▸ Requirement
Search the data below for the word "logo" and copy each line that holds it.

(Stored items)
________________________________________

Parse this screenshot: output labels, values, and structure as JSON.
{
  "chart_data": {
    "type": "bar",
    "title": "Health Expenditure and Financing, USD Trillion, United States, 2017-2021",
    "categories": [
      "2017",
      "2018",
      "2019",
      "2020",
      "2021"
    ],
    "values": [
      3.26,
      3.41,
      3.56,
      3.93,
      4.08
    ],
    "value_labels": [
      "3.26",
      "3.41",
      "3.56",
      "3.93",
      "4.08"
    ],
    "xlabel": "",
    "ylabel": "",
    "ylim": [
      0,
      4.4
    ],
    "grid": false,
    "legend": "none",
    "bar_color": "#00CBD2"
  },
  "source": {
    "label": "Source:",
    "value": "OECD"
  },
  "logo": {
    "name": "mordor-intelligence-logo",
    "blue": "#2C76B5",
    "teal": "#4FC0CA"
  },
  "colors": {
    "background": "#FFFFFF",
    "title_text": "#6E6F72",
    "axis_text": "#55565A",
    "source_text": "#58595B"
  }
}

________________________________________

▸ Reply
  "logo": {
    "name": "mordor-intelligence-logo",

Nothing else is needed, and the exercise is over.